BEGIN Record excerpts

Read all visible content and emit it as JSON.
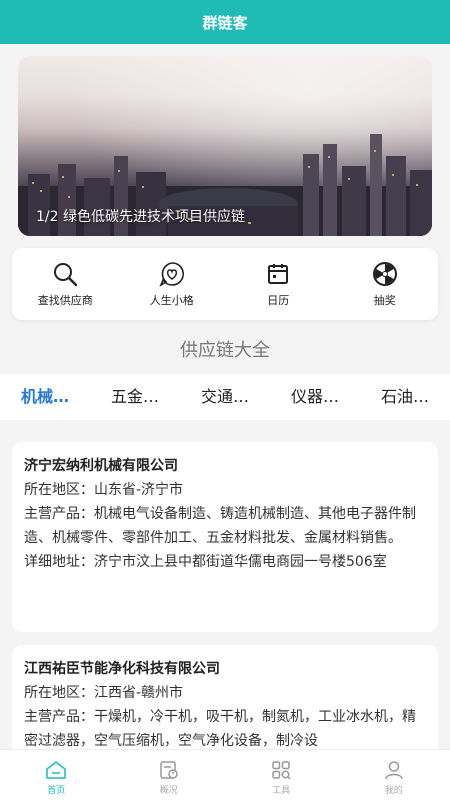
{
  "header": {
    "title": "群链客"
  },
  "banner": {
    "caption": "1/2  绿色低碳先进技术项目供应链"
  },
  "quick_actions": [
    {
      "label": "查找供应商",
      "icon": "search-icon"
    },
    {
      "label": "人生小格",
      "icon": "heart-chat-icon"
    },
    {
      "label": "日历",
      "icon": "calendar-icon"
    },
    {
      "label": "抽奖",
      "icon": "lottery-wheel-icon"
    }
  ],
  "section": {
    "title": "供应链大全"
  },
  "tabs": [
    "机械…",
    "五金…",
    "交通…",
    "仪器…",
    "石油…"
  ],
  "companies": [
    {
      "name": "济宁宏纳利机械有限公司",
      "region_label": "所在地区：",
      "region": "山东省-济宁市",
      "products_label": "主营产品：",
      "products": "机械电气设备制造、铸造机械制造、其他电子器件制造、机械零件、零部件加工、五金材料批发、金属材料销售。",
      "address_label": "详细地址：",
      "address": "济宁市汶上县中都街道华儒电商园一号楼506室"
    },
    {
      "name": "江西祐臣节能净化科技有限公司",
      "region_label": "所在地区：",
      "region": "江西省-赣州市",
      "products_label": "主营产品：",
      "products": "干燥机，冷干机，吸干机，制氮机，工业冰水机，精密过滤器，空气压缩机，空气净化设备，制冷设"
    }
  ],
  "bottom_nav": [
    {
      "label": "首页",
      "icon": "home-icon",
      "active": true
    },
    {
      "label": "概况",
      "icon": "overview-icon"
    },
    {
      "label": "工具",
      "icon": "tools-icon"
    },
    {
      "label": "我的",
      "icon": "user-icon"
    }
  ],
  "colors": {
    "primary": "#1fbcb5",
    "tab_active": "#2a78d6"
  }
}
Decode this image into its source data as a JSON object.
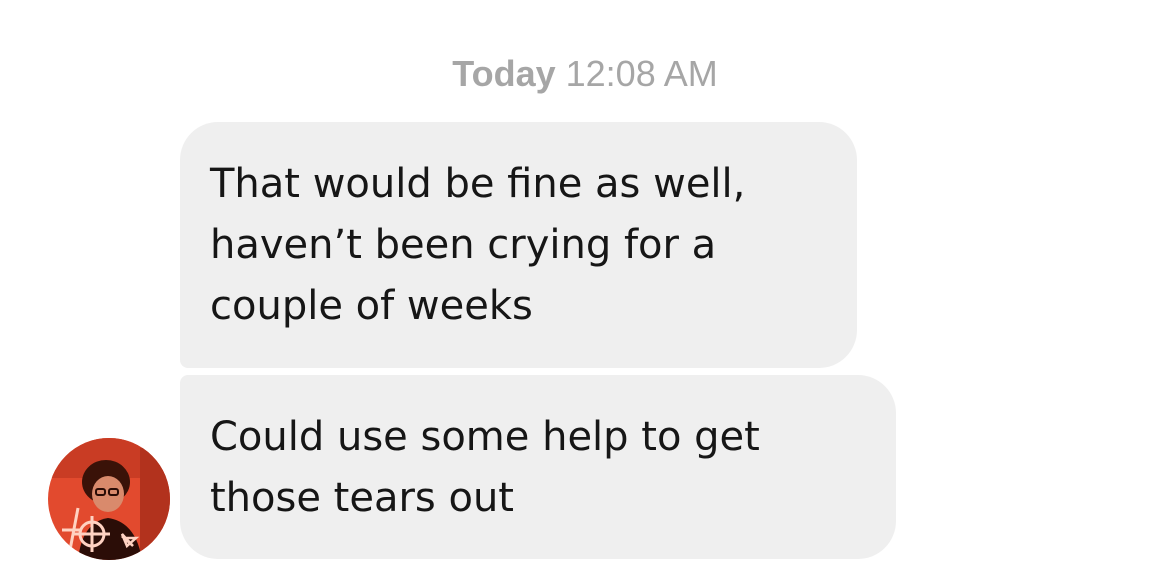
{
  "thread": {
    "timestamp_day": "Today",
    "timestamp_time": "12:08 AM"
  },
  "messages": [
    {
      "lines": [
        "That would be fine as well,",
        "haven’t been crying for a",
        "couple of weeks"
      ]
    },
    {
      "lines": [
        "Could use some help to get",
        "those tears out"
      ]
    }
  ],
  "colors": {
    "bubble_background": "#efefef",
    "timestamp_text": "#a6a6a6",
    "message_text": "#161616",
    "avatar_tint": "#e14a2d"
  },
  "icons": {
    "avatar": "sender-avatar-photo"
  }
}
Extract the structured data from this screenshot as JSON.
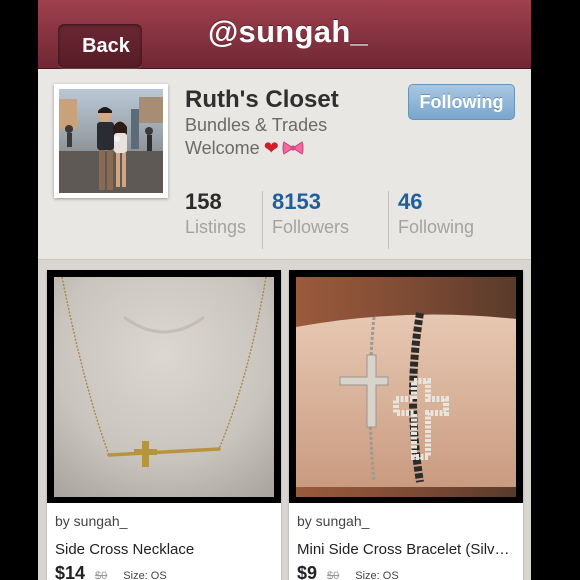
{
  "nav": {
    "back_label": "Back",
    "title": "@sungah_"
  },
  "profile": {
    "name": "Ruth's Closet",
    "bio_line1": "Bundles & Trades",
    "bio_line2": "Welcome",
    "bio_icons": [
      "heart-icon",
      "ribbon-bow-icon"
    ],
    "follow_button": "Following",
    "stats": [
      {
        "value": "158",
        "label": "Listings"
      },
      {
        "value": "8153",
        "label": "Followers"
      },
      {
        "value": "46",
        "label": "Following"
      }
    ]
  },
  "listings": [
    {
      "seller": "by sungah_",
      "title": "Side Cross Necklace",
      "price": "$14",
      "original_price": "$0",
      "size": "Size: OS"
    },
    {
      "seller": "by sungah_",
      "title": "Mini Side Cross Bracelet (Silv…",
      "price": "$9",
      "original_price": "$0",
      "size": "Size: OS"
    }
  ],
  "colors": {
    "nav_bar": "#853240",
    "follow_button": "#7aa6cd",
    "stat_number": "#1f5f9b",
    "primary_stat_number": "#2b2b2b",
    "heart": "#d21b2b"
  }
}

END Record excerpts

Task directions: Will you restate every entry word for word and omit the images?

Worked solution:
Read all visible content and emit it as JSON.
{
  "header": {
    "title": "群链客"
  },
  "banner": {
    "caption": "1/2  绿色低碳先进技术项目供应链"
  },
  "quick_actions": [
    {
      "label": "查找供应商",
      "icon": "search-icon"
    },
    {
      "label": "人生小格",
      "icon": "heart-chat-icon"
    },
    {
      "label": "日历",
      "icon": "calendar-icon"
    },
    {
      "label": "抽奖",
      "icon": "lottery-wheel-icon"
    }
  ],
  "section": {
    "title": "供应链大全"
  },
  "tabs": [
    "机械…",
    "五金…",
    "交通…",
    "仪器…",
    "石油…"
  ],
  "companies": [
    {
      "name": "济宁宏纳利机械有限公司",
      "region_label": "所在地区：",
      "region": "山东省-济宁市",
      "products_label": "主营产品：",
      "products": "机械电气设备制造、铸造机械制造、其他电子器件制造、机械零件、零部件加工、五金材料批发、金属材料销售。",
      "address_label": "详细地址：",
      "address": "济宁市汶上县中都街道华儒电商园一号楼506室"
    },
    {
      "name": "江西祐臣节能净化科技有限公司",
      "region_label": "所在地区：",
      "region": "江西省-赣州市",
      "products_label": "主营产品：",
      "products": "干燥机，冷干机，吸干机，制氮机，工业冰水机，精密过滤器，空气压缩机，空气净化设备，制冷设"
    }
  ],
  "bottom_nav": [
    {
      "label": "首页",
      "icon": "home-icon",
      "active": true
    },
    {
      "label": "概况",
      "icon": "overview-icon"
    },
    {
      "label": "工具",
      "icon": "tools-icon"
    },
    {
      "label": "我的",
      "icon": "user-icon"
    }
  ],
  "colors": {
    "primary": "#1fbcb5",
    "tab_active": "#2a78d6"
  }
}
Decode this image into its source data as a JSON object.
{
  "thread": {
    "timestamp_day": "Today",
    "timestamp_time": "12:08 AM"
  },
  "messages": [
    {
      "lines": [
        "That would be fine as well,",
        "haven’t been crying for a",
        "couple of weeks"
      ]
    },
    {
      "lines": [
        "Could use some help to get",
        "those tears out"
      ]
    }
  ],
  "colors": {
    "bubble_background": "#efefef",
    "timestamp_text": "#a6a6a6",
    "message_text": "#161616",
    "avatar_tint": "#e14a2d"
  },
  "icons": {
    "avatar": "sender-avatar-photo"
  }
}
Extract the structured data from this screenshot as JSON.
{
  "nav": {
    "back_label": "Back",
    "title": "@sungah_"
  },
  "profile": {
    "name": "Ruth's Closet",
    "bio_line1": "Bundles & Trades",
    "bio_line2": "Welcome",
    "bio_icons": [
      "heart-icon",
      "ribbon-bow-icon"
    ],
    "follow_button": "Following",
    "stats": [
      {
        "value": "158",
        "label": "Listings"
      },
      {
        "value": "8153",
        "label": "Followers"
      },
      {
        "value": "46",
        "label": "Following"
      }
    ]
  },
  "listings": [
    {
      "seller": "by sungah_",
      "title": "Side Cross Necklace",
      "price": "$14",
      "original_price": "$0",
      "size": "Size: OS"
    },
    {
      "seller": "by sungah_",
      "title": "Mini Side Cross Bracelet (Silv…",
      "price": "$9",
      "original_price": "$0",
      "size": "Size: OS"
    }
  ],
  "colors": {
    "nav_bar": "#853240",
    "follow_button": "#7aa6cd",
    "stat_number": "#1f5f9b",
    "primary_stat_number": "#2b2b2b",
    "heart": "#d21b2b"
  }
}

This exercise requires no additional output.